• [Exercises]
**A.** In two sentences, summarize the blog post on Internet filtering in Mauritius below.
**B.** List every measure that the blog post on Internet filtering in Mauritius says the ICTA wishes to introduce or see implemented.
**C.** According to the blog post on Internet filtering in Mauritius, what past reason led to Facebook being blocked in Mauritius?

• [Quoted text]
Tag: Internet

Internet Filtering Coming To Mauritius Soon?


I have found an interesting article coming from Le Mauricien newspaper of Friday 21st of May. You can see a shot below.

It deals with some measures ICTA (Information Communication Technology Authority) wishes to introduce or see implemented. While some are laudable, such as promotion of ICT as education tools and enhancing performance of communication systems, the last part of the article ticks off my Paranoia Alarm.

The shot of the scary paragraph, with highlighted portions can be seen below.

Well, what do I see? ICTA wants to implement Internet filtering in Mauritius.

I remember Ex-President, Mr. Cassam Uteem’s wish to see some pages of Facebook blocked due to some offensive content. There have also been past instances of Facebook being blocked in Mauritius, for example, due to the usurpation of our PM’s identity to create a profile. These cases may have warranted a blocking of the incriminating pages, but I doubt censorship was the only possible solution.

Now imagine if our local politicians or authorities have the power to block sites at a whim. Tomorrow, Mr. X doesn’t like a parody video of his speech on Youtube, and the site is blocked? No thanks!

Something strikes me as funny in this article: “the idea is not to implement censorship”. Can somebody enlighten me about the difference between “filtering” and “censorship”? I thought that content that was filtered out was censored. Am I wrong?

Giving censorship powers to a Government is too much in my opinion. The Internet should be a free-flow of information, and not to be controlled by anybody. I agree that there are some content that deserve censorship, but I believe it’s best left to its users to know what should be accessed and what should not. Such situations exist in real-life too. There are some places in cities where it is dangerous to go. However, I do not see any barriers erected to prevent people, especially children from going there. So why should this apply to the Internet?

If parents do not want their kids accessing unauthorized contents, well, they can be educated into how to implement filtration software on their machines locally. Or make the government-filtering opt-in. So people who want to see the Internet filtered can install software locally to do the job, with the use of a Government-managed database. Others can continue using the Internet as they see fit, taking their responsibilities if ever they are caught doing nasty stuff.

• [Supplied data]

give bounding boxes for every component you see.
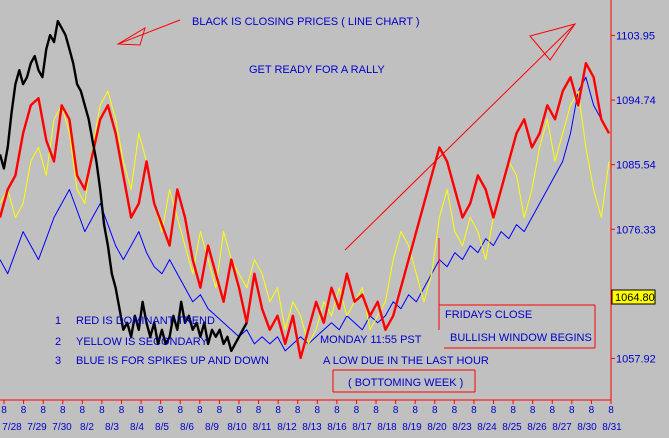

• [Answers provided]
**A.** The post describes an article in Le Mauricien about measures the ICTA wants introduced, including Internet filtering in Mauritius, which the writer opposes because authorities could then block sites at a whim. The writer holds that filtering is censorship and that users should decide what to access, and suggests that parents use local filtration software or that government filtering be made opt-in.

**B.**
- Promotion of ICT as education tools
- Enhancing performance of communication systems
- Internet filtering in Mauritius

**C.** Someone usurped the PM's identity to create a profile.